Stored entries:
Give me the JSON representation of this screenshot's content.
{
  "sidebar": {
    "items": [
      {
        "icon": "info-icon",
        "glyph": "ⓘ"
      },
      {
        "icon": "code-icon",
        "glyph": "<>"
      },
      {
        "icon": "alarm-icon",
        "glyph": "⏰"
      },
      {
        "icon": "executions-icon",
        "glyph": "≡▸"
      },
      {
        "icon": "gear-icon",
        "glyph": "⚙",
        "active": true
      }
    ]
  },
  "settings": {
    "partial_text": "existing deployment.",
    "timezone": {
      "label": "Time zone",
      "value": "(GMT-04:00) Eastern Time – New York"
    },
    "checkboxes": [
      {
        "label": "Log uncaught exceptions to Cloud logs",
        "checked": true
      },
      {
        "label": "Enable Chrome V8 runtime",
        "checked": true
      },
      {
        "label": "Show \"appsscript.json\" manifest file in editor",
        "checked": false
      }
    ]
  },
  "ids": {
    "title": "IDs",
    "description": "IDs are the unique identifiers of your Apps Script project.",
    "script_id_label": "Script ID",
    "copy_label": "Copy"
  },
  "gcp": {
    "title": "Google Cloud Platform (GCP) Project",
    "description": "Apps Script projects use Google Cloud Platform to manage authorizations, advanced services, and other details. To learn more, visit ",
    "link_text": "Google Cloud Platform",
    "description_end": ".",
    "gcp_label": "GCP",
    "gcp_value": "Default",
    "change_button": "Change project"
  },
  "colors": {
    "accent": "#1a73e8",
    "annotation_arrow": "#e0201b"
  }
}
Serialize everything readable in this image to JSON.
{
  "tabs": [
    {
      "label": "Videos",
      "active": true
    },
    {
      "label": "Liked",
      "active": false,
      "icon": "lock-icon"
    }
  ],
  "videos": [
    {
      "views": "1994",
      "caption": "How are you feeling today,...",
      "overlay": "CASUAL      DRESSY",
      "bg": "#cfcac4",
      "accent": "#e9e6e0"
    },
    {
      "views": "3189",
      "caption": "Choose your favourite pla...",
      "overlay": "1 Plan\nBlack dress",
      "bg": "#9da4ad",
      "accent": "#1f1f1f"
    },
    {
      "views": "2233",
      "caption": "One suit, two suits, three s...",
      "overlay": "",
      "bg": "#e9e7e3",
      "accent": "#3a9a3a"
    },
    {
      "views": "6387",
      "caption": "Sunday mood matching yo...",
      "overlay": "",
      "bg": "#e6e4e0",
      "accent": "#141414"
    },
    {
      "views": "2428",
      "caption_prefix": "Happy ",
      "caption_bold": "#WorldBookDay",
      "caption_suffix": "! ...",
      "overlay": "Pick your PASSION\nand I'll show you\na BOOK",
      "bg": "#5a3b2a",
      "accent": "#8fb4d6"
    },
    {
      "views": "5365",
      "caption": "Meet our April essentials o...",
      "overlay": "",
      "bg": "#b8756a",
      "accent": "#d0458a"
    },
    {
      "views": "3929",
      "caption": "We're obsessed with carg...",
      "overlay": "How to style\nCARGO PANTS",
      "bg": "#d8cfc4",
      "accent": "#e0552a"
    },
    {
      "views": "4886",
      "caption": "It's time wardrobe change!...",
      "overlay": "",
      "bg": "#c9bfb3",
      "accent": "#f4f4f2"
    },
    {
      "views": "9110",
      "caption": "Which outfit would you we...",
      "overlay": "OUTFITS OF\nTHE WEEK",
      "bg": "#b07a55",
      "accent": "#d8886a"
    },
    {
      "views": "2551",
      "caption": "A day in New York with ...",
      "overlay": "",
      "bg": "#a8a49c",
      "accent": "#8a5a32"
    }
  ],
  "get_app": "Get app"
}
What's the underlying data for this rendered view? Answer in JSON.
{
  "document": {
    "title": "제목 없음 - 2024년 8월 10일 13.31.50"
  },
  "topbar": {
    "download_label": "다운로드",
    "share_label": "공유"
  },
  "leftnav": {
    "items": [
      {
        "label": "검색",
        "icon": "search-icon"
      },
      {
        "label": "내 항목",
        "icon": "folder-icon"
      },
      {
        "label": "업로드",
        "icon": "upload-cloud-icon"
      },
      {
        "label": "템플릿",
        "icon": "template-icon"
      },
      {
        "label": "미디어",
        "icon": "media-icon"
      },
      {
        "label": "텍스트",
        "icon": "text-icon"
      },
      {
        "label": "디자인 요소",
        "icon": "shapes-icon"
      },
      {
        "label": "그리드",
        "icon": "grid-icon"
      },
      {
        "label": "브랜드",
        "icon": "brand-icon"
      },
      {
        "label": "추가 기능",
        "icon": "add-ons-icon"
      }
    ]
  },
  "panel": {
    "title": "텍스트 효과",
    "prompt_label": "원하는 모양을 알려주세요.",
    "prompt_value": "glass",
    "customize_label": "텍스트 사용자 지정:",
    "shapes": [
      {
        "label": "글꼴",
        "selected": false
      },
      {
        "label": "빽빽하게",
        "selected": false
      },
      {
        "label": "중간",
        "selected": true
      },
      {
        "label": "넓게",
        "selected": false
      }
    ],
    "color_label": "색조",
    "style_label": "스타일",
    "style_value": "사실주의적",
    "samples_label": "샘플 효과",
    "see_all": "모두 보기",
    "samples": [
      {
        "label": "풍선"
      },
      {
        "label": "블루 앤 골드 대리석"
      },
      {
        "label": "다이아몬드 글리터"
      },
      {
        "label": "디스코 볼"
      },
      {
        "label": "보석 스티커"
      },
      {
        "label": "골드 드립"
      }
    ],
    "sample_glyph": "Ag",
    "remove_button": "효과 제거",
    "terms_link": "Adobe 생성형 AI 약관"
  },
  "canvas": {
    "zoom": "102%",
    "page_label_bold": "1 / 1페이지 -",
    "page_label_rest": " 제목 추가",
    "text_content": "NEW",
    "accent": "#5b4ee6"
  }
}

• Set problem
Review the preceding data and report every line that includes the string "accent".

• Exercise output
    "accent": "#1a73e8",
      "accent": "#e9e6e0"
      "accent": "#1f1f1f"
      "accent": "#3a9a3a"
      "accent": "#141414"
      "accent": "#8fb4d6"
      "accent": "#d0458a"
      "accent": "#e0552a"
      "accent": "#f4f4f2"
      "accent": "#d8886a"
      "accent": "#8a5a32"
    "accent": "#5b4ee6"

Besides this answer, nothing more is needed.